Find all lines in the records that include the word "name", and copy them out.

------ GIVEN RECORDS ------

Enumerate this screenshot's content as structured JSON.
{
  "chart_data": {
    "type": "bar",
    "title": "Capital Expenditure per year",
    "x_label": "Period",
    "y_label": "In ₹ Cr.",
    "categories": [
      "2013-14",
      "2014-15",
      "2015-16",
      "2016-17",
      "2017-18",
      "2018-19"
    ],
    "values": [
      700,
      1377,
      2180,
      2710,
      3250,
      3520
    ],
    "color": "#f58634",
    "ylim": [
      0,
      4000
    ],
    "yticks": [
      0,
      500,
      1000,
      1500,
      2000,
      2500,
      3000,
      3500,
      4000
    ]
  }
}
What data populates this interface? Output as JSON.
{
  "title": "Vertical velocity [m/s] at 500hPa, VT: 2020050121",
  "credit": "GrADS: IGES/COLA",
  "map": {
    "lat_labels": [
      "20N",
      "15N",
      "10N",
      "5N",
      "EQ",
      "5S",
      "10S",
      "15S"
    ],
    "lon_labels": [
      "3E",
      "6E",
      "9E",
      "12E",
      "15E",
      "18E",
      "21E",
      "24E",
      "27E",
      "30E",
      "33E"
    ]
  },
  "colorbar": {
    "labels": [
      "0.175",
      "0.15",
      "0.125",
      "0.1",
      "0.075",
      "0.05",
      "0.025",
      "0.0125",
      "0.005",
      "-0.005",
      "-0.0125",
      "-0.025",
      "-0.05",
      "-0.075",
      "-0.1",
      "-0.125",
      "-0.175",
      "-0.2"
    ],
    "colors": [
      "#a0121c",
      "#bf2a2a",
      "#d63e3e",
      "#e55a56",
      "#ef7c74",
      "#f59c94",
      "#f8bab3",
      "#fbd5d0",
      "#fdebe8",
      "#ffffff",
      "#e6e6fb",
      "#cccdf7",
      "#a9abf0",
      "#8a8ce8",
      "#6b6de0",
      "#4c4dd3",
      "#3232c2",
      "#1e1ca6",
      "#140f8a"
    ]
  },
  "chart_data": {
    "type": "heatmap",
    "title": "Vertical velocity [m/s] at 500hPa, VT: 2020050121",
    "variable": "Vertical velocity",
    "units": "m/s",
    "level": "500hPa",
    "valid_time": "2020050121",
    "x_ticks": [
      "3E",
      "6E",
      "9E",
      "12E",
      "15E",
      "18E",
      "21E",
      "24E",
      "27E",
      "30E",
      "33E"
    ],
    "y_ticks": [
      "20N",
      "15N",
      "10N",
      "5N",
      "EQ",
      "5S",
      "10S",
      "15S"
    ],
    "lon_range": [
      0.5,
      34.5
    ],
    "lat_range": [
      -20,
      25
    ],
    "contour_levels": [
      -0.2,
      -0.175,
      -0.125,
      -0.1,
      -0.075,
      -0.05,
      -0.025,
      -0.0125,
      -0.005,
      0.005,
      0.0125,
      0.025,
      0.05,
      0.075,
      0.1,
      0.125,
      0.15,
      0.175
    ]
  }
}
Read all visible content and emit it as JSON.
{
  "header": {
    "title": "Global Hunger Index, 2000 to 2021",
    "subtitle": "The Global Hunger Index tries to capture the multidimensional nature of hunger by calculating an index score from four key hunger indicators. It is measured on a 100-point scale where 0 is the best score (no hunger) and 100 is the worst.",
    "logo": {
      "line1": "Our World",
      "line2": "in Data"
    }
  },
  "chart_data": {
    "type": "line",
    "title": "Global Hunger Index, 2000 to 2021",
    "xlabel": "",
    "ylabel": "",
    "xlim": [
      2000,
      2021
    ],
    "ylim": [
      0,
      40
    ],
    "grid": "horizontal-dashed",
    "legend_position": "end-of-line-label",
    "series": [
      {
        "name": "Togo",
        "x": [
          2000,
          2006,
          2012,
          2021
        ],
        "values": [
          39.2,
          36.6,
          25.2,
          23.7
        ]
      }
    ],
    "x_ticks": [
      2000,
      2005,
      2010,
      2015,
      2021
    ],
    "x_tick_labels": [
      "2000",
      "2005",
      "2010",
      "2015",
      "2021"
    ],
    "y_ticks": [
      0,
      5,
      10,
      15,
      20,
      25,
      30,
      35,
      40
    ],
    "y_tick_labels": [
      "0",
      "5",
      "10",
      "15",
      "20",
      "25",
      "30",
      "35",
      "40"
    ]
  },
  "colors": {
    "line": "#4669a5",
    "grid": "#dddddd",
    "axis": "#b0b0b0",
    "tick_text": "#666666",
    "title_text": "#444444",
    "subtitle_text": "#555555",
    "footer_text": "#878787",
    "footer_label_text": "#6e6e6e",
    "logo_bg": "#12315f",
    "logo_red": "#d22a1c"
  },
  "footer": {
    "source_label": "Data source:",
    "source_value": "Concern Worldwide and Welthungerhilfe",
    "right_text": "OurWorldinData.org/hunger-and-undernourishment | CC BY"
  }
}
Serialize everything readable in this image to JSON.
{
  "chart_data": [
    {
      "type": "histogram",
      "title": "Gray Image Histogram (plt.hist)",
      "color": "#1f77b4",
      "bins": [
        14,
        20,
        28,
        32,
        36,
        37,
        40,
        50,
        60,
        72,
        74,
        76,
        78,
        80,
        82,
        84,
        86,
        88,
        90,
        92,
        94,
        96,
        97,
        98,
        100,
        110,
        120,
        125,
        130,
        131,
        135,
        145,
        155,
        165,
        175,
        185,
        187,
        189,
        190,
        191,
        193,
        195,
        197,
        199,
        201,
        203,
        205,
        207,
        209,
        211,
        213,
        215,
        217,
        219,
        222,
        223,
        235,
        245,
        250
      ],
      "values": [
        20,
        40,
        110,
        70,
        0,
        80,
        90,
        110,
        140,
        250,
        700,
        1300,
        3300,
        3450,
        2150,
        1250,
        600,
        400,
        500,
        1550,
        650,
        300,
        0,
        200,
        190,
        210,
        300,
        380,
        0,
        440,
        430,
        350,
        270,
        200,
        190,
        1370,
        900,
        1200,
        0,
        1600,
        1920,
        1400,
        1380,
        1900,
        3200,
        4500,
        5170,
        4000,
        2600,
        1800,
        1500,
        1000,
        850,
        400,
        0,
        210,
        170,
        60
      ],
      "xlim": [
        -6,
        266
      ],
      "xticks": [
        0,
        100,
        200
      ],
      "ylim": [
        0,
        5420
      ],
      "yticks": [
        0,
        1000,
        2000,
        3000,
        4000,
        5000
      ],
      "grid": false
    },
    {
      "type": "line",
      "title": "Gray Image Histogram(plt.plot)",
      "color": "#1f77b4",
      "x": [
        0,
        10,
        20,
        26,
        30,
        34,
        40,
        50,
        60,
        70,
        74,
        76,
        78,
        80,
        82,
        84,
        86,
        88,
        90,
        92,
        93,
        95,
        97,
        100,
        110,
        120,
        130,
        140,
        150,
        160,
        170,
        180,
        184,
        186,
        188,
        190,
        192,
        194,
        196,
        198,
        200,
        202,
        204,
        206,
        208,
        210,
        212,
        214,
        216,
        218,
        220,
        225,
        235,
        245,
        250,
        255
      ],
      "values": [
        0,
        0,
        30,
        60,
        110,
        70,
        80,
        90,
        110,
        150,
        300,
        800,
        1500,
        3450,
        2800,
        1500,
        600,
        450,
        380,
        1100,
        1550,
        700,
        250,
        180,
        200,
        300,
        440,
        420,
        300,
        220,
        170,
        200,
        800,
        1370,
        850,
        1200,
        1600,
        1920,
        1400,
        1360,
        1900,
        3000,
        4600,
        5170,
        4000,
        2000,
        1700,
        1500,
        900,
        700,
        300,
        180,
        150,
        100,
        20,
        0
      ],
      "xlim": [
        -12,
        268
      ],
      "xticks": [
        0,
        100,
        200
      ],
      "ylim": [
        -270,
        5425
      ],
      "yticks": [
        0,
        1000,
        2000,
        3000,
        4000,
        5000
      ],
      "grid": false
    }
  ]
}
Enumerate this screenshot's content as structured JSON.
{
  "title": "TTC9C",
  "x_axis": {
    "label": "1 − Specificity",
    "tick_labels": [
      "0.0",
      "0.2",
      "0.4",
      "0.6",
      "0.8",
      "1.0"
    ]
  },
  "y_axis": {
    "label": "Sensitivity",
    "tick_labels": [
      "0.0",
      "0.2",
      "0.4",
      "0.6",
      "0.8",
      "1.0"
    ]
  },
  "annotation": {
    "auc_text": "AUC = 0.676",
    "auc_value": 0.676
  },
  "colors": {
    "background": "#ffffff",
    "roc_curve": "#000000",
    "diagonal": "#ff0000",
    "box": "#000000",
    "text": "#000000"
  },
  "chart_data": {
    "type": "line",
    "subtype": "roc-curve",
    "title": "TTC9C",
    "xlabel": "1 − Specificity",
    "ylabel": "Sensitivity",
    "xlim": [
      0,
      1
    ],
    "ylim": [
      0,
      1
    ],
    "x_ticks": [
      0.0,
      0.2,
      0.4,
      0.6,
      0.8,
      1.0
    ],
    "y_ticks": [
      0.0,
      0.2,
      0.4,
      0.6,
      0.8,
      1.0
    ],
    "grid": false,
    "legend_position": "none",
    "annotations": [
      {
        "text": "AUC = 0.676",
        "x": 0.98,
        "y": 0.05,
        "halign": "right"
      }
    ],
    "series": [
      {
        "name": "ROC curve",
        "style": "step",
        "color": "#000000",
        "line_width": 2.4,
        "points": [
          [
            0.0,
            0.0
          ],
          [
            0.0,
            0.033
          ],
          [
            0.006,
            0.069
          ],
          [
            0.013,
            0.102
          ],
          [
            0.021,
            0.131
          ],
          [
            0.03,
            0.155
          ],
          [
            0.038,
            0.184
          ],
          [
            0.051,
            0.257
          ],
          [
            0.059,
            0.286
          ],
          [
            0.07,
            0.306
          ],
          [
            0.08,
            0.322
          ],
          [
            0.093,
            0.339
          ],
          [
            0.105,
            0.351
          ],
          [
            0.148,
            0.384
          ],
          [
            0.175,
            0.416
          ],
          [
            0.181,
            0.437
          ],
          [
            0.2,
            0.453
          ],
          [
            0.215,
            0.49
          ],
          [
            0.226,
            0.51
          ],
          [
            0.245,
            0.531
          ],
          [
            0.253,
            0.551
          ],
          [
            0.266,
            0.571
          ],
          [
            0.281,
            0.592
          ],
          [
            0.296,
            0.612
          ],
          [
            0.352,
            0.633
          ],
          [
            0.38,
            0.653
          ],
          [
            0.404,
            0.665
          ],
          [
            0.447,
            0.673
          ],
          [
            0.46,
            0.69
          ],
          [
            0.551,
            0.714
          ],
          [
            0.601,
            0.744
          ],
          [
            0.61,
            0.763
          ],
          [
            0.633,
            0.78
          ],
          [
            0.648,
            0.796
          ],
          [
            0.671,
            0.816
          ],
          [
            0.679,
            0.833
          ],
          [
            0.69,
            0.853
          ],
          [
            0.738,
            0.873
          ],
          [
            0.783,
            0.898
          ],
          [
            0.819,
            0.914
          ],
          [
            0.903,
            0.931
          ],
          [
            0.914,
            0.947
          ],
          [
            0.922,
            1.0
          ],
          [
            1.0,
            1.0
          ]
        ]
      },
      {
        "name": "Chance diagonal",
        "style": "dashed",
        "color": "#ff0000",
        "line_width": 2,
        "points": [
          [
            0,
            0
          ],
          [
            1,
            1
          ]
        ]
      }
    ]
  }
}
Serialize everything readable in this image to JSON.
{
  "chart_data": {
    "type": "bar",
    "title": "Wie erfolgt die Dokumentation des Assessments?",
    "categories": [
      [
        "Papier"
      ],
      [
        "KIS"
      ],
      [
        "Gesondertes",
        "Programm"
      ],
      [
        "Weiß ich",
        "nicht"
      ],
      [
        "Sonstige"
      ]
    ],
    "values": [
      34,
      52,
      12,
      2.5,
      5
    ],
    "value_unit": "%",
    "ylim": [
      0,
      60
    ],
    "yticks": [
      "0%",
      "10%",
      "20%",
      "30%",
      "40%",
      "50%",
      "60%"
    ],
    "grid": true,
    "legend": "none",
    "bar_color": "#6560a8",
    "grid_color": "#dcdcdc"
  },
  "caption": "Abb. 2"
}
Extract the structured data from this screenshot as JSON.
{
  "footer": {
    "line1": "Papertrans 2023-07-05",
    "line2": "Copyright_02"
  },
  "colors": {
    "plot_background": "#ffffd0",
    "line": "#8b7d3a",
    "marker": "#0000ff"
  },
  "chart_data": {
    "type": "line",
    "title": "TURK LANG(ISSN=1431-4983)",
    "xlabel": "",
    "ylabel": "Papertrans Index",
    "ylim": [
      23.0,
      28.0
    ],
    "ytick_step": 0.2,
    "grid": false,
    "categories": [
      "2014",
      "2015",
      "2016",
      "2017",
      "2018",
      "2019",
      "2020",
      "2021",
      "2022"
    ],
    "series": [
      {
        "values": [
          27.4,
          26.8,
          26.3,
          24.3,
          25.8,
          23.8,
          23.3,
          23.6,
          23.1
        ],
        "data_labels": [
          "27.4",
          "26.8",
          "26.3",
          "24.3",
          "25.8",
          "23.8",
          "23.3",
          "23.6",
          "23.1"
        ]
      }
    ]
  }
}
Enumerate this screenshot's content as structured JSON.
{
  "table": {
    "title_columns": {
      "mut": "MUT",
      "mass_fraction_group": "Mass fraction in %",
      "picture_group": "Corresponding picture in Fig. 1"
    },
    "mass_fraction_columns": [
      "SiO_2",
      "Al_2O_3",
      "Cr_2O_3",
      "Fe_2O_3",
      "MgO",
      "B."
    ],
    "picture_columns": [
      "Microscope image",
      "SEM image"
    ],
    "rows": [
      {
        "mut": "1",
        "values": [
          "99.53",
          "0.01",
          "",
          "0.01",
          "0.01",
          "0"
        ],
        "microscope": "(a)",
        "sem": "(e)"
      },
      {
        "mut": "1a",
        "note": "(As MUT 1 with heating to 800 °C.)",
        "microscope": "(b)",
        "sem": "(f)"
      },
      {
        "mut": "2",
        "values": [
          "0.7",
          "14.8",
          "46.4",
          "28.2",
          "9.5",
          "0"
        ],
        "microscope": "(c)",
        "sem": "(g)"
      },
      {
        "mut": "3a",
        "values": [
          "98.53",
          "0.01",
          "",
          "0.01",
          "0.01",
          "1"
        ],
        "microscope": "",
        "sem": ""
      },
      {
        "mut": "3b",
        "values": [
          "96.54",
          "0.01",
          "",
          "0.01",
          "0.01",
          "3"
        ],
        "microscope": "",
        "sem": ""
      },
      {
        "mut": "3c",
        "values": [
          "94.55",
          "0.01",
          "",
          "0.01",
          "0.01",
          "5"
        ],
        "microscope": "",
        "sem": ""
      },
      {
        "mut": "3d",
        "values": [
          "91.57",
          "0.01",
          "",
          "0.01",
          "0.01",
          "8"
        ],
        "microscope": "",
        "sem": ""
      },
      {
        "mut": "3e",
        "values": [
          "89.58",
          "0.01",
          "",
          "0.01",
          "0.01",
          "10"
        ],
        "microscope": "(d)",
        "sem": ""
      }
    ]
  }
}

------

RESPONSE:
        "name": "Togo",
        "name": "ROC curve",
        "name": "Chance diagonal",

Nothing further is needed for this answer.